## PROBLEM DETAILS
Copy out the interview excerpt with Sarah C. Sanders below word for word, keeping every character and line break unchanged.

## EXERCISE PASSAGE
- - -
Sarah C. Sanders believes in the continuum. We’d like to hope she means our publication, The Continuum, but in our recent conversation she did summarize its very stance: “There’s a relationship between brand and demand,” she said. “It's not like one versus the other. It's a continuum, a continuum of learning and experimentation.”

Practically our words exactly. But here are more of hers, on how she implements that philosophy as SVP and Chief Marketing Officer for the highly respected Nemours Children’s Health System.


What is the perspective about “brand and demand” in healthcare marketing?

Healthcare systems aren't for-profit organizations, and hospitals have small budgets, so around eight or nine years ago when some organizations started establishing data and analytics functionality and precision CRM, I think a lot of healthcare marketing leaders looked at precision marketing as a way to be much more targeted and efficient with their marketing dollars. When these tools were being introduced, a lot of conversation was about shifting away from mass media into digital almost exclusively.

But even as I was experimenting and building our infrastructure, I kept saying that there is a relationship between brand and demand ... it's not like one versus the other. It's a continuum, a continuum of learning and experimentation. They feed each other. You're not going to optimize your engagement unless you have a strong brand driving it. And actually, with that sort of experiment and learning environment, you get to really explore and learn about your brand voice through precision and this constant evolution and iteration between the parts of that integrated communications platform.
- - -
(Document layout detection data)

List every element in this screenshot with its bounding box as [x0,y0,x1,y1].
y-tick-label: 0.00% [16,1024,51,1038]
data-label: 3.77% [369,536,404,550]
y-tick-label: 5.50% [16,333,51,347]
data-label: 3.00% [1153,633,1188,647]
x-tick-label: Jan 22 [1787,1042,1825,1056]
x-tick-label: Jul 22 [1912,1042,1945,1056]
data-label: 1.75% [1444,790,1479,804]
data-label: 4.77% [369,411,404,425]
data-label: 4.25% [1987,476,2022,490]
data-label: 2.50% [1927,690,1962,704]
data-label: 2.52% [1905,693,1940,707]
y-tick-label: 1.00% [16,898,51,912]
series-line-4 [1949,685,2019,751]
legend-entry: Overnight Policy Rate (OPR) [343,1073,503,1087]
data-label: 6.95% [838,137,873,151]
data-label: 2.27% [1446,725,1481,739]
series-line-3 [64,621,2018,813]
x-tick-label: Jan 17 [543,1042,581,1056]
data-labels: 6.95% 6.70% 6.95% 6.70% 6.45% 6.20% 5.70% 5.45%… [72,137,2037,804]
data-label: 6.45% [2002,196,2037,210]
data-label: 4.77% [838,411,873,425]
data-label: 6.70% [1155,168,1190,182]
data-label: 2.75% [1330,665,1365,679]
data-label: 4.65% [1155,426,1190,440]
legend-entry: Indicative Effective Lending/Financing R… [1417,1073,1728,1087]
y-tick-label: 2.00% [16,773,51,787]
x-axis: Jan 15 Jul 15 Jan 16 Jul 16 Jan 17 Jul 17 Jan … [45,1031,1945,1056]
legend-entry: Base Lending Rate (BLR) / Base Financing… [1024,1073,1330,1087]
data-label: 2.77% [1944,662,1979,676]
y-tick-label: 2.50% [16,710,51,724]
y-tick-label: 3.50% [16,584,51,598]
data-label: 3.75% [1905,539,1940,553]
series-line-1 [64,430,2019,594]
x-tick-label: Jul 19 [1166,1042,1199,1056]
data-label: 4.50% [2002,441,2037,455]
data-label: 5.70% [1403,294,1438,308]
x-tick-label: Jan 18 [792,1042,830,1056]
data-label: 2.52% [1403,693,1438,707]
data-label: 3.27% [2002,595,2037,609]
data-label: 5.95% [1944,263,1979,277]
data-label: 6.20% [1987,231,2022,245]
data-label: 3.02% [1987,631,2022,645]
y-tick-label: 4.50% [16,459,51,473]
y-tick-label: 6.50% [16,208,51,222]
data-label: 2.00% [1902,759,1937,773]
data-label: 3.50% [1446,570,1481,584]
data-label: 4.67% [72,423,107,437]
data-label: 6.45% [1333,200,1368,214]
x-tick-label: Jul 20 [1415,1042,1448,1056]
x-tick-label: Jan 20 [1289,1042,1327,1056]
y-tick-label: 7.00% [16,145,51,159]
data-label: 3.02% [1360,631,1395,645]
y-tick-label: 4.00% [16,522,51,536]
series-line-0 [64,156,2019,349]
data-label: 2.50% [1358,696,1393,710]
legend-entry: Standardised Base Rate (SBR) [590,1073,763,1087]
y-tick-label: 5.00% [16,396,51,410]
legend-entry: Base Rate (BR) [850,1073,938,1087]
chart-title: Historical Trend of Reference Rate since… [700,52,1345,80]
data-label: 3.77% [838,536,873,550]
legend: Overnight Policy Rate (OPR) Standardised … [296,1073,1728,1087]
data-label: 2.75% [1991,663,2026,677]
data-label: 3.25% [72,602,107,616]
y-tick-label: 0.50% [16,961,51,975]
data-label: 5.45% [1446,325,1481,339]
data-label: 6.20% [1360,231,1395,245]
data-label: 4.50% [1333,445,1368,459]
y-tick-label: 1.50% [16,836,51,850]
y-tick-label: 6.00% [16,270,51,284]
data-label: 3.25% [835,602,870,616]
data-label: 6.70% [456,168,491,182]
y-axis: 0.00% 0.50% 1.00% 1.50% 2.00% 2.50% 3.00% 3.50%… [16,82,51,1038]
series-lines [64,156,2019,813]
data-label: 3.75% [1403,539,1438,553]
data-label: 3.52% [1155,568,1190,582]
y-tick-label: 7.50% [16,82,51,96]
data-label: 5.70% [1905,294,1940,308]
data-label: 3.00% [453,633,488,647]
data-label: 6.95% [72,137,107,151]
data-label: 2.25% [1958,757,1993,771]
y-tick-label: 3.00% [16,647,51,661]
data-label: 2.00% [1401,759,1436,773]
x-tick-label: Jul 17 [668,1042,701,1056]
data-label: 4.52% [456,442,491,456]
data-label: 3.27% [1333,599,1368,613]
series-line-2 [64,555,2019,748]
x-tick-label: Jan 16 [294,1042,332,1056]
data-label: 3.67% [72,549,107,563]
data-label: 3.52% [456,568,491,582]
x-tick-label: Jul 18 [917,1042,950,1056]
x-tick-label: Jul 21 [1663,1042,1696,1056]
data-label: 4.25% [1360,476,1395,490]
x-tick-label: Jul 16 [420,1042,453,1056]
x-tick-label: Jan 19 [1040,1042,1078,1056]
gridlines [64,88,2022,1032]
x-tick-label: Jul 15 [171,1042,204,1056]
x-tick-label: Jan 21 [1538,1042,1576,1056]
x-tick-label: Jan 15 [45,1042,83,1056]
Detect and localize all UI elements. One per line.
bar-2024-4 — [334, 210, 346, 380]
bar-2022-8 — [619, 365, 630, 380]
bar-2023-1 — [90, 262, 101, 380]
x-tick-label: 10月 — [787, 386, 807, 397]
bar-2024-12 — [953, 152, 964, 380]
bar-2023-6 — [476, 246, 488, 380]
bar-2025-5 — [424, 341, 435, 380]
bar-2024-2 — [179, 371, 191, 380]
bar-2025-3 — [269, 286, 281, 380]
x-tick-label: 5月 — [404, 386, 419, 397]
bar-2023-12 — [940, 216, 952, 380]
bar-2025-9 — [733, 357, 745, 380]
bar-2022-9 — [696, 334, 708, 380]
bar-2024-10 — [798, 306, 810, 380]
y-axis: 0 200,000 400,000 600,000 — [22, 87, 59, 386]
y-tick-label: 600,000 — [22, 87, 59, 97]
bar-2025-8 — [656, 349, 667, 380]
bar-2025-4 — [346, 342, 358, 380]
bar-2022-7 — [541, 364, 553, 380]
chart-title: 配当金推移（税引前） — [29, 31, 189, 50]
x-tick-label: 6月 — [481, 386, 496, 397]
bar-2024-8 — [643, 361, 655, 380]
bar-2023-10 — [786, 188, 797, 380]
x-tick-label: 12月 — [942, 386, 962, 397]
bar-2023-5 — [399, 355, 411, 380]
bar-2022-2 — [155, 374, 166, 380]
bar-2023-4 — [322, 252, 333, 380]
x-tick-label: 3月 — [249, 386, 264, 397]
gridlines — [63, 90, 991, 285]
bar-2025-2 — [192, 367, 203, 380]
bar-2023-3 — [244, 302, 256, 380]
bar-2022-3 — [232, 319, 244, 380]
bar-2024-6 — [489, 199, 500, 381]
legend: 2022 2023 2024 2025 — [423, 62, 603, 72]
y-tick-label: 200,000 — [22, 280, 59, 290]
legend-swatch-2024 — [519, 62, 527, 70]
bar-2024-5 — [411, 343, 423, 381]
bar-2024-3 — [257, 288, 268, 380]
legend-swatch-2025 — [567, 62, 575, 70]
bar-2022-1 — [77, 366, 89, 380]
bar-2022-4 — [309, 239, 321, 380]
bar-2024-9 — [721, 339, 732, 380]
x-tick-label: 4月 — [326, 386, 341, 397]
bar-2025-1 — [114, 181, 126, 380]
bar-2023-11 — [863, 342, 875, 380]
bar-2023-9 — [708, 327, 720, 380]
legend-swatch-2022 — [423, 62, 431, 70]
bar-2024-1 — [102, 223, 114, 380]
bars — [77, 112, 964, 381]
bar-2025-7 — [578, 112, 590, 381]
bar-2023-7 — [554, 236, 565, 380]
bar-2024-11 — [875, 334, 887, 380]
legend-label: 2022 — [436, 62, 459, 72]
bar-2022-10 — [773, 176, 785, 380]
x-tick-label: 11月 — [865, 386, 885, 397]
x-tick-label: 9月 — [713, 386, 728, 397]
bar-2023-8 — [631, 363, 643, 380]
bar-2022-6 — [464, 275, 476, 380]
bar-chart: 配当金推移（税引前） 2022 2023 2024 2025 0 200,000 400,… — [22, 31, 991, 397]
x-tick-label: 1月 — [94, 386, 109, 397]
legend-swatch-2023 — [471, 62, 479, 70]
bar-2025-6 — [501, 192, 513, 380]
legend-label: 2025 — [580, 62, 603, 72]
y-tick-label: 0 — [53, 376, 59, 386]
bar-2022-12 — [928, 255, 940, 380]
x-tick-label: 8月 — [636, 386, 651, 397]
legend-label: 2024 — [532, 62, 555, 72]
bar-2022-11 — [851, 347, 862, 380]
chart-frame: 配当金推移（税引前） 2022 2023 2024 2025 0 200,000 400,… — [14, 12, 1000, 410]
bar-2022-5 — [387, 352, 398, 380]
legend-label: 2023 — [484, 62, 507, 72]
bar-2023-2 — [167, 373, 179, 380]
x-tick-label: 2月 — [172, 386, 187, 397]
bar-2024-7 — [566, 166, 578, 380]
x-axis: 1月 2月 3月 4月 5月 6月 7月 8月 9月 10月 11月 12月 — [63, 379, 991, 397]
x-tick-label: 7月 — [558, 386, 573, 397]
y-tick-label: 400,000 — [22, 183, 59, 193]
- - -
## RESPONSE FOR THIS EXERCISE
Sarah C. Sanders believes in the continuum. We’d like to hope she means our publication, The Continuum, but in our recent conversation she did summarize its very stance: “There’s a relationship between brand and demand,” she said. “It's not like one versus the other. It's a continuum, a continuum of learning and experimentation.”

Practically our words exactly. But here are more of hers, on how she implements that philosophy as SVP and Chief Marketing Officer for the highly respected Nemours Children’s Health System.


What is the perspective about “brand and demand” in healthcare marketing?

Healthcare systems aren't for-profit organizations, and hospitals have small budgets, so around eight or nine years ago when some organizations started establishing data and analytics functionality and precision CRM, I think a lot of healthcare marketing leaders looked at precision marketing as a way to be much more targeted and efficient with their marketing dollars. When these tools were being introduced, a lot of conversation was about shifting away from mass media into digital almost exclusively.

But even as I was experimenting and building our infrastructure, I kept saying that there is a relationship between brand and demand ... it's not like one versus the other. It's a continuum, a continuum of learning and experimentation. They feed each other. You're not going to optimize your engagement unless you have a strong brand driving it. And actually, with that sort of experiment and learning environment, you get to really explore and learn about your brand voice through precision and this constant evolution and iteration between the parts of that integrated communications platform.